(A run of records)

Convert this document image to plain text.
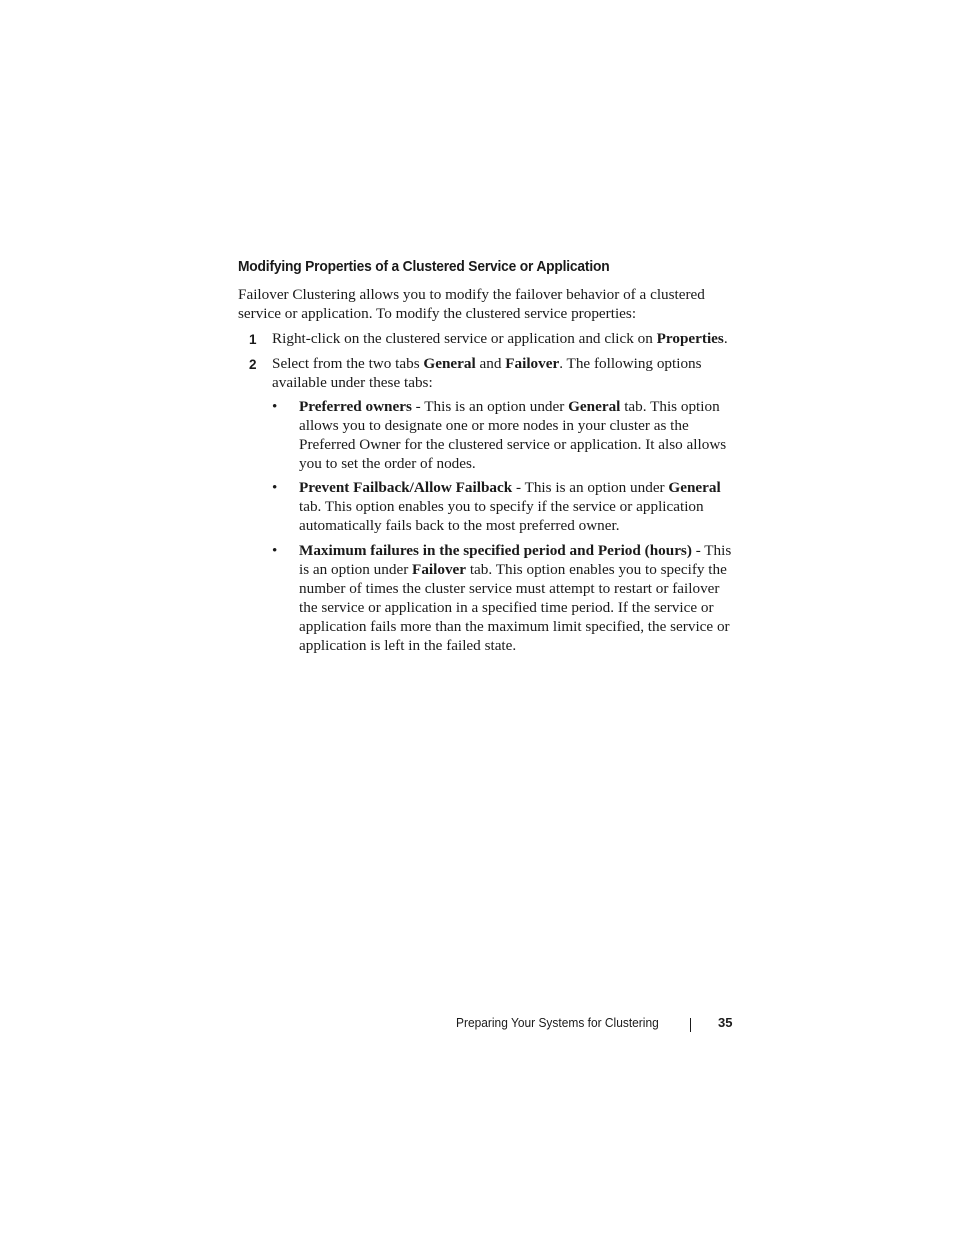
Modifying Properties of a Clustered Service or Application

Failover Clustering allows you to modify the failover behavior of a clustered service or application. To modify the clustered service properties:

1 Right-click on the clustered service or application and click on Properties.
2 Select from the two tabs General and Failover. The following options available under these tabs:
• Preferred owners - This is an option under General tab. This option allows you to designate one or more nodes in your cluster as the Preferred Owner for the clustered service or application. It also allows you to set the order of nodes.
• Prevent Failback/Allow Failback - This is an option under General tab. This option enables you to specify if the service or application automatically fails back to the most preferred owner.
• Maximum failures in the specified period and Period (hours) - This is an option under Failover tab. This option enables you to specify the number of times the cluster service must attempt to restart or failover the service or application in a specified time period. If the service or application fails more than the maximum limit specified, the service or application is left in the failed state.
Preparing Your Systems for Clustering	35
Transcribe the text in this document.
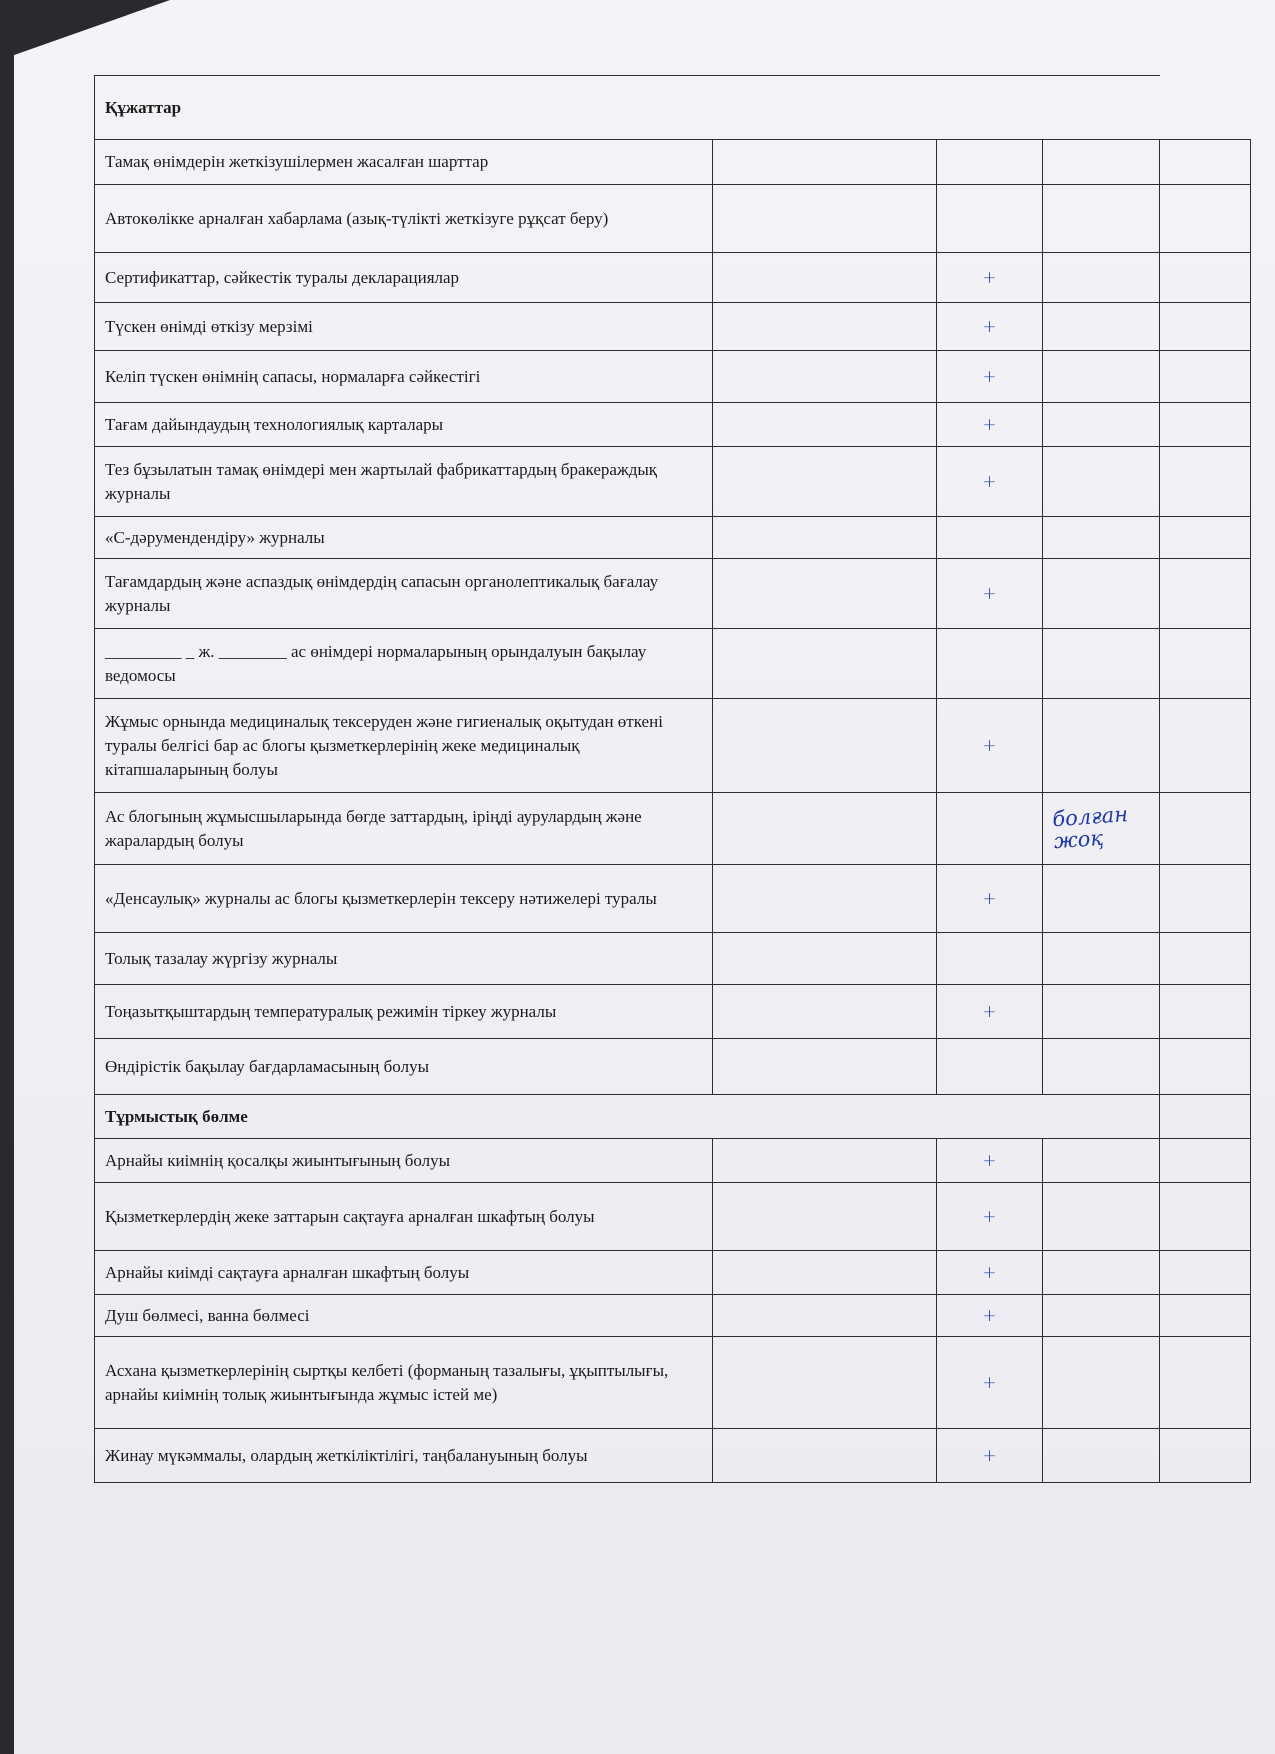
Құжаттар				
Тамақ өнімдерін жеткізушілермен жасалған шарттар				
Автокөлікке арналған хабарлама (азық-түлікті жеткізуге рұқсат беру)				
Сертификаттар, сәйкестік туралы декларациялар		+		
Түскен өнімді өткізу мерзімі		+		
Келіп түскен өнімнің сапасы, нормаларға сәйкестігі		+		
Тағам дайындаудың технологиялық карталары		+		
Тез бұзылатын тамақ өнімдері мен жартылай фабрикаттардың бракераждық журналы		+		
«С-дәрумендендіру» журналы				
Тағамдардың және аспаздық өнімдердің сапасын органолептикалық бағалау журналы		+		
_________ _ ж. ________ ас өнімдері нормаларының орындалуын бақылау ведомосы				
Жұмыс орнында медициналық тексеруден және гигиеналық оқытудан өткені туралы белгісі бар ас блогы қызметкерлерінің жеке медициналық кітапшаларының болуы		+		
Ас блогының жұмысшыларында бөгде заттардың, іріңді аурулардың және жаралардың болуы			болған жоқ	
«Денсаулық» журналы ас блогы қызметкерлерін тексеру нәтижелері туралы		+		
Толық тазалау жүргізу журналы				
Тоңазытқыштардың температуралық режимін тіркеу журналы		+		
Өндірістік бақылау бағдарламасының болуы				
Тұрмыстық бөлме				
Арнайы киімнің қосалқы жиынтығының болуы		+		
Қызметкерлердің жеке заттарын сақтауға арналған шкафтың болуы		+		
Арнайы киімді сақтауға арналған шкафтың болуы		+		
Душ бөлмесі, ванна бөлмесі		+		
Асхана қызметкерлерінің сыртқы келбеті (форманың тазалығы, ұқыптылығы, арнайы киімнің толық жиынтығында жұмыс істей ме)		+		
Жинау мүкәммалы, олардың жеткіліктілігі, таңбалануының болуы		+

## THE REQUEST
Show the lines that mention the word "сақтауға".

## FINISHED ANSWER
Қызметкерлердің жеке заттарын сақтауға арналған шкафтың болуы		+		
Арнайы киімді сақтауға арналған шкафтың болуы		+		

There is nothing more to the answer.